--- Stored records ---

** Begin **

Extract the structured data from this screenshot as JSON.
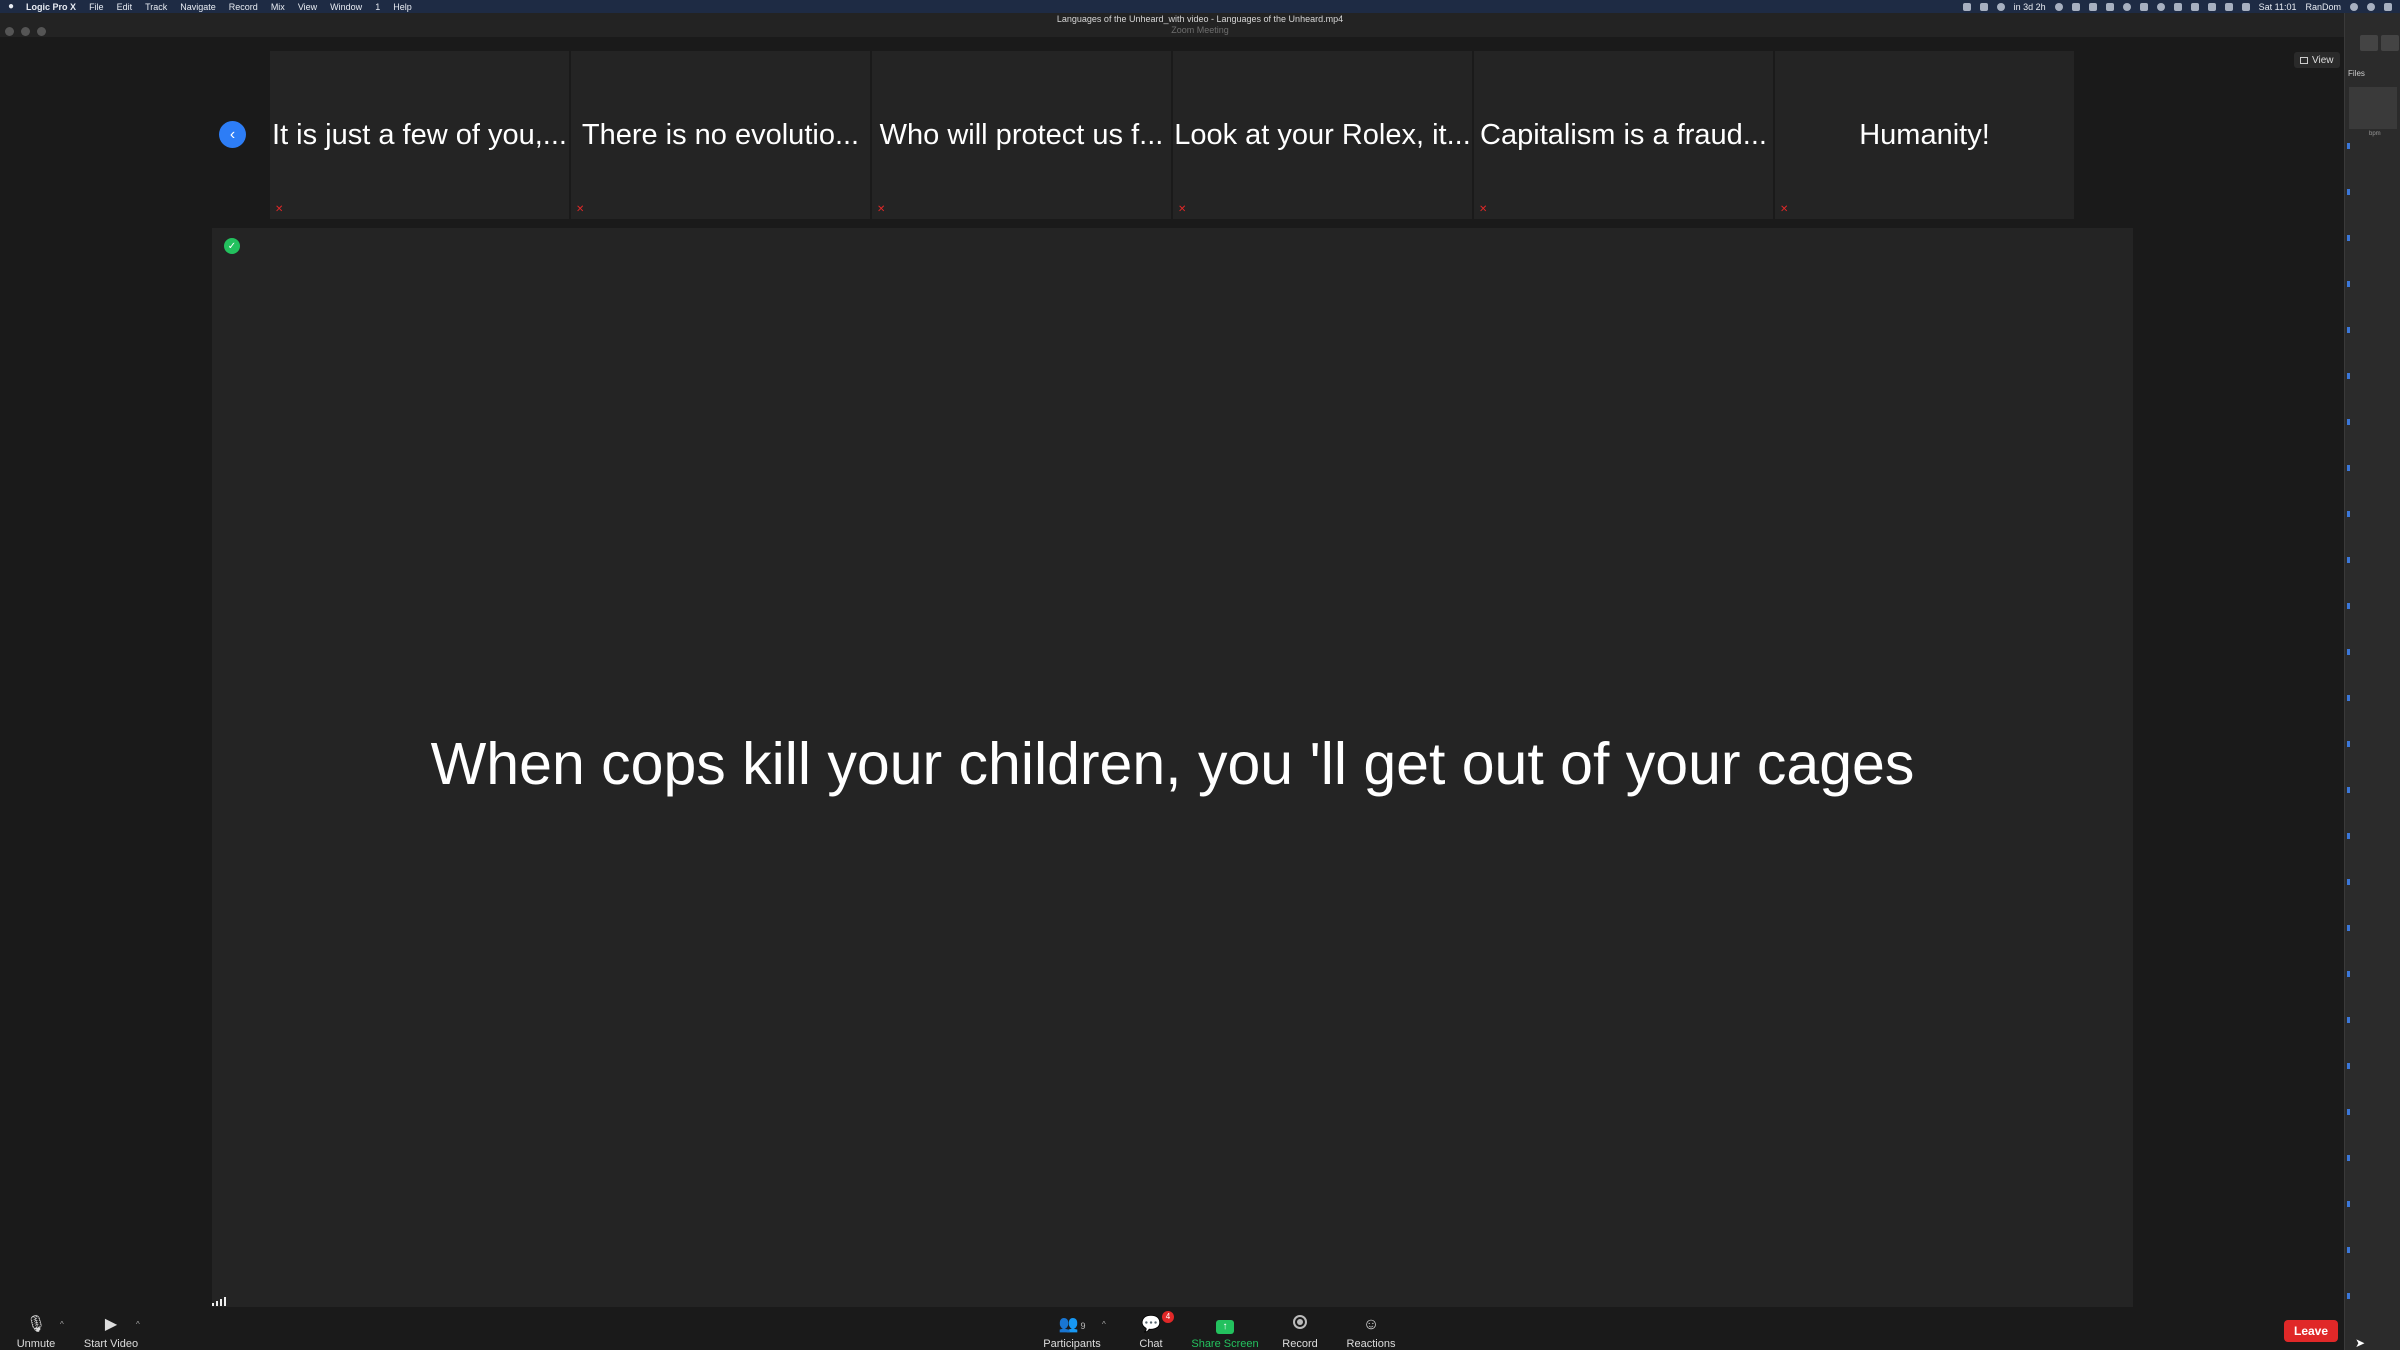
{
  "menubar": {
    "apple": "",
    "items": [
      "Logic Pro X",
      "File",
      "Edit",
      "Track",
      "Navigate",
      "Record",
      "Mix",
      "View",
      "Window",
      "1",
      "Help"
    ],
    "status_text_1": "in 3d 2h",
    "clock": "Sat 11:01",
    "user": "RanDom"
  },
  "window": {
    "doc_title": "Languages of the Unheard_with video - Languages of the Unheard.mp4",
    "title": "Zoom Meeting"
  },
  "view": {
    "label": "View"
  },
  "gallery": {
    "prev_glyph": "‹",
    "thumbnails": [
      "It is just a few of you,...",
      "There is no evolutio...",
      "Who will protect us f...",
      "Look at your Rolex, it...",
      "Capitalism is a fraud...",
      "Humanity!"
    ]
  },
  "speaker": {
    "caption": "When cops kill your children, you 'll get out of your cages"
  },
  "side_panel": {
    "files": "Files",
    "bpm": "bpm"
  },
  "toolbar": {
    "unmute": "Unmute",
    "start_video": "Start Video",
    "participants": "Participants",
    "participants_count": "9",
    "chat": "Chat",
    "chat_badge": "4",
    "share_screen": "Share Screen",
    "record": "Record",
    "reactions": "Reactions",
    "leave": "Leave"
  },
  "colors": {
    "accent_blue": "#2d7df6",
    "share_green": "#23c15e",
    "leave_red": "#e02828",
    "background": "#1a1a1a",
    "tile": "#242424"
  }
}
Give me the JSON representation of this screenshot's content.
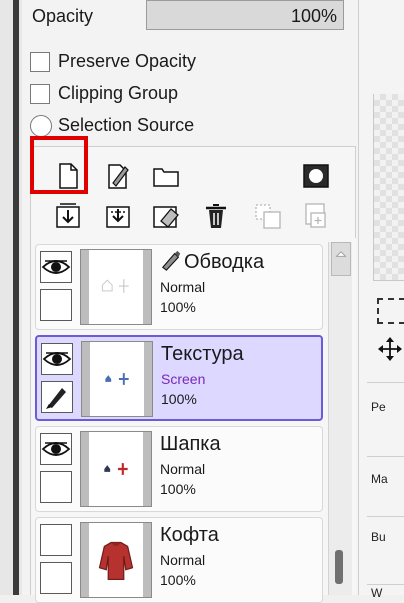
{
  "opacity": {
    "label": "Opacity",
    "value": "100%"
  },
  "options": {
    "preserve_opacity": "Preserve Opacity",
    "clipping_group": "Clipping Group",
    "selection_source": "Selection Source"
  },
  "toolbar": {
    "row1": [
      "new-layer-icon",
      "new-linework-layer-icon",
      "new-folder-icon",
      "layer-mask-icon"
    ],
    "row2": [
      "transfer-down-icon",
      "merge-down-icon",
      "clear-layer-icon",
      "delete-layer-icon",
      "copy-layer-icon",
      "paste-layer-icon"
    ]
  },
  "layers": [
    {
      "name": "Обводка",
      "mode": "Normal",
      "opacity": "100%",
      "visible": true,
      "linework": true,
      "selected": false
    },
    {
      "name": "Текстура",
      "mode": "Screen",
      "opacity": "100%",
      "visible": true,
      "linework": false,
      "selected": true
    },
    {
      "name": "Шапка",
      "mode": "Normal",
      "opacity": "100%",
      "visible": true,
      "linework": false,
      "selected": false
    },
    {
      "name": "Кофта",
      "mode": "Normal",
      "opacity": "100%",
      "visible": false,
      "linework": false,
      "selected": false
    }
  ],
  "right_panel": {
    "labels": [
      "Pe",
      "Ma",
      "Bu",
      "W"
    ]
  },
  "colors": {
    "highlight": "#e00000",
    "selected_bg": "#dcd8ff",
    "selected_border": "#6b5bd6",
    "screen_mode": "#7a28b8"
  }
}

** End **

--- Work to complete ---
Restate the data above exactly, stripping out each image.

--- Answer in full ---
Extract the structured data from this screenshot as JSON.
{
  "menubar": {
    "apple": "",
    "items": [
      "Logic Pro X",
      "File",
      "Edit",
      "Track",
      "Navigate",
      "Record",
      "Mix",
      "View",
      "Window",
      "1",
      "Help"
    ],
    "status_text_1": "in 3d 2h",
    "clock": "Sat 11:01",
    "user": "RanDom"
  },
  "window": {
    "doc_title": "Languages of the Unheard_with video - Languages of the Unheard.mp4",
    "title": "Zoom Meeting"
  },
  "view": {
    "label": "View"
  },
  "gallery": {
    "prev_glyph": "‹",
    "thumbnails": [
      "It is just a few of you,...",
      "There is no evolutio...",
      "Who will protect us f...",
      "Look at your Rolex, it...",
      "Capitalism is a fraud...",
      "Humanity!"
    ]
  },
  "speaker": {
    "caption": "When cops kill your children, you 'll get out of your cages"
  },
  "side_panel": {
    "files": "Files",
    "bpm": "bpm"
  },
  "toolbar": {
    "unmute": "Unmute",
    "start_video": "Start Video",
    "participants": "Participants",
    "participants_count": "9",
    "chat": "Chat",
    "chat_badge": "4",
    "share_screen": "Share Screen",
    "record": "Record",
    "reactions": "Reactions",
    "leave": "Leave"
  },
  "colors": {
    "accent_blue": "#2d7df6",
    "share_green": "#23c15e",
    "leave_red": "#e02828",
    "background": "#1a1a1a",
    "tile": "#242424"
  }
}
Give me the JSON representation of this screenshot's content.
{
  "opacity": {
    "label": "Opacity",
    "value": "100%"
  },
  "options": {
    "preserve_opacity": "Preserve Opacity",
    "clipping_group": "Clipping Group",
    "selection_source": "Selection Source"
  },
  "toolbar": {
    "row1": [
      "new-layer-icon",
      "new-linework-layer-icon",
      "new-folder-icon",
      "layer-mask-icon"
    ],
    "row2": [
      "transfer-down-icon",
      "merge-down-icon",
      "clear-layer-icon",
      "delete-layer-icon",
      "copy-layer-icon",
      "paste-layer-icon"
    ]
  },
  "layers": [
    {
      "name": "Обводка",
      "mode": "Normal",
      "opacity": "100%",
      "visible": true,
      "linework": true,
      "selected": false
    },
    {
      "name": "Текстура",
      "mode": "Screen",
      "opacity": "100%",
      "visible": true,
      "linework": false,
      "selected": true
    },
    {
      "name": "Шапка",
      "mode": "Normal",
      "opacity": "100%",
      "visible": true,
      "linework": false,
      "selected": false
    },
    {
      "name": "Кофта",
      "mode": "Normal",
      "opacity": "100%",
      "visible": false,
      "linework": false,
      "selected": false
    }
  ],
  "right_panel": {
    "labels": [
      "Pe",
      "Ma",
      "Bu",
      "W"
    ]
  },
  "colors": {
    "highlight": "#e00000",
    "selected_bg": "#dcd8ff",
    "selected_border": "#6b5bd6",
    "screen_mode": "#7a28b8"
  }
}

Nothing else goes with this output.